### Dataset content

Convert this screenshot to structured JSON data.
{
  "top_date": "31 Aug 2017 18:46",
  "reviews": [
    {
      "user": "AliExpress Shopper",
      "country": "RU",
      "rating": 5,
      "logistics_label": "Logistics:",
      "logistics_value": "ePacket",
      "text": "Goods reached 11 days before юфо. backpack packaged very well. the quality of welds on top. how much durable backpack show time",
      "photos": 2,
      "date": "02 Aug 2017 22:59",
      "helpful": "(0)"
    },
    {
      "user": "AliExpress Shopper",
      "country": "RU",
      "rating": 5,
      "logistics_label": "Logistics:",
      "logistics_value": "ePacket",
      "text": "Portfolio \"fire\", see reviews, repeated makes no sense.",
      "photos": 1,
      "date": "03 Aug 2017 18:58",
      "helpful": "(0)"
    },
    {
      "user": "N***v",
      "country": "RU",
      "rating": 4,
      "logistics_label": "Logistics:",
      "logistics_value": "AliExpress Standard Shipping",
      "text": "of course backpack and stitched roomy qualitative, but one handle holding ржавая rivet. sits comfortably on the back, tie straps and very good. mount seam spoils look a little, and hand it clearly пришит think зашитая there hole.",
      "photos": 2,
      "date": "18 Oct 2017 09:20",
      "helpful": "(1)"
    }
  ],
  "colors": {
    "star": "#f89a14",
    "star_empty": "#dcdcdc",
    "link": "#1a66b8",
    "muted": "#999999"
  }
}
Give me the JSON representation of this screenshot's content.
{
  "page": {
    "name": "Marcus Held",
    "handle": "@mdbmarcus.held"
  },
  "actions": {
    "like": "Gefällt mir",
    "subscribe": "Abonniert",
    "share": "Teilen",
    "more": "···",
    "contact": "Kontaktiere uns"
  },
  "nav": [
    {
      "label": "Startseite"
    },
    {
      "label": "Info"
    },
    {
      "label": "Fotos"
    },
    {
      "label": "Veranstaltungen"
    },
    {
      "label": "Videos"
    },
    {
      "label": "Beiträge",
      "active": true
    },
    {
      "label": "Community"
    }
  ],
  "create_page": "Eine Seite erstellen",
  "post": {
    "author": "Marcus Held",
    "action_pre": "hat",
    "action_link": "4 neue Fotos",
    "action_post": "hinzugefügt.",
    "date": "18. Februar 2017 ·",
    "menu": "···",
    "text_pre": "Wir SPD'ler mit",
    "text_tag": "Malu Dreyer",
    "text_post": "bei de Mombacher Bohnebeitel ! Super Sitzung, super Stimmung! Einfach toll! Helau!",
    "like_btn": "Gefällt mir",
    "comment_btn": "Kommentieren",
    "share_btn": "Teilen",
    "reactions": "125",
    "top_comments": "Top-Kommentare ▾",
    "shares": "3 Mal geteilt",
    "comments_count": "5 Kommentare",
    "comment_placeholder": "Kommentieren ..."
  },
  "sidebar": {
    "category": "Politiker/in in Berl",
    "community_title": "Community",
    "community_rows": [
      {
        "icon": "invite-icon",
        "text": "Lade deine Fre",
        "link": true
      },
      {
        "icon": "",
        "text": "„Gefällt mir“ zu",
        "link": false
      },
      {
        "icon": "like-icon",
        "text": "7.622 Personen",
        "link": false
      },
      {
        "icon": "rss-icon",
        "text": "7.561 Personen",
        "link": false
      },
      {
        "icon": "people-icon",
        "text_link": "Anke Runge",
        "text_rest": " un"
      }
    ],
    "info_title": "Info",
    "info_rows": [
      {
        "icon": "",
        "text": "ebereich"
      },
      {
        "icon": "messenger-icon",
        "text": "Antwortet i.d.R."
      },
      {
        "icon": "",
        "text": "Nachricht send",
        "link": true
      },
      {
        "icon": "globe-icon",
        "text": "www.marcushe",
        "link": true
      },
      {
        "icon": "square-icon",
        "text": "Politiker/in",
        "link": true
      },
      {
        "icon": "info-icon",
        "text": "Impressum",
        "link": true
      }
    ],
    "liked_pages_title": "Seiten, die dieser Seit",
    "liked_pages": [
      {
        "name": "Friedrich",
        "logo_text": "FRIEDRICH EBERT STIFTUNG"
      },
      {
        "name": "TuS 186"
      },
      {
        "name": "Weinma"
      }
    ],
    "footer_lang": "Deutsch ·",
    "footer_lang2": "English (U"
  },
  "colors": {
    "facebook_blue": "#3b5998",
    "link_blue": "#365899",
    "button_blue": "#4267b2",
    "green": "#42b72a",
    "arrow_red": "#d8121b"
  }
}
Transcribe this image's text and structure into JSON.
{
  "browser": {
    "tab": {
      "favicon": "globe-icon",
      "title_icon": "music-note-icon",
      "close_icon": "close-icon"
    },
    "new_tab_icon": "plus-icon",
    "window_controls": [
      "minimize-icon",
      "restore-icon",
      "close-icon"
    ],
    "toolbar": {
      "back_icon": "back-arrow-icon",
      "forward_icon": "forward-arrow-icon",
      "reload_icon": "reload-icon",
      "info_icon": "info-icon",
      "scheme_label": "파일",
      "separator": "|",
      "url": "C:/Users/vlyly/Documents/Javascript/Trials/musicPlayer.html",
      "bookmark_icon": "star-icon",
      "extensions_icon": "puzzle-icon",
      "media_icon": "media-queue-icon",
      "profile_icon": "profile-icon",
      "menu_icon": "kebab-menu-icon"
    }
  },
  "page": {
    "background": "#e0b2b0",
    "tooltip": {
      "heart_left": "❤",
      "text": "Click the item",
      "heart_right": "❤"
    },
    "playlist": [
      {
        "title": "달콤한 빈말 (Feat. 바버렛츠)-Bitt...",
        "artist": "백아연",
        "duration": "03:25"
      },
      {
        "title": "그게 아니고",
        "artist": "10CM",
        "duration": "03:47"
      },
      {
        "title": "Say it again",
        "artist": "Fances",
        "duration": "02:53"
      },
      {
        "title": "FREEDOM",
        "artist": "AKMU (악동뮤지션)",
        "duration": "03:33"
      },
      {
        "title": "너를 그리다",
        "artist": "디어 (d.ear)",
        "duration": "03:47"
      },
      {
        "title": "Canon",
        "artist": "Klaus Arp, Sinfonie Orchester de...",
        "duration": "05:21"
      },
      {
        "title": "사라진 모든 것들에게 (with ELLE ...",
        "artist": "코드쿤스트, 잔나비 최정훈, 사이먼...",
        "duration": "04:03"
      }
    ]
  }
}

######

What you should do ▸ Pull out the lines above in which the word "Kommentieren" appears.

Expected answer ▸
    "comment_btn": "Kommentieren",
    "comment_placeholder": "Kommentieren ..."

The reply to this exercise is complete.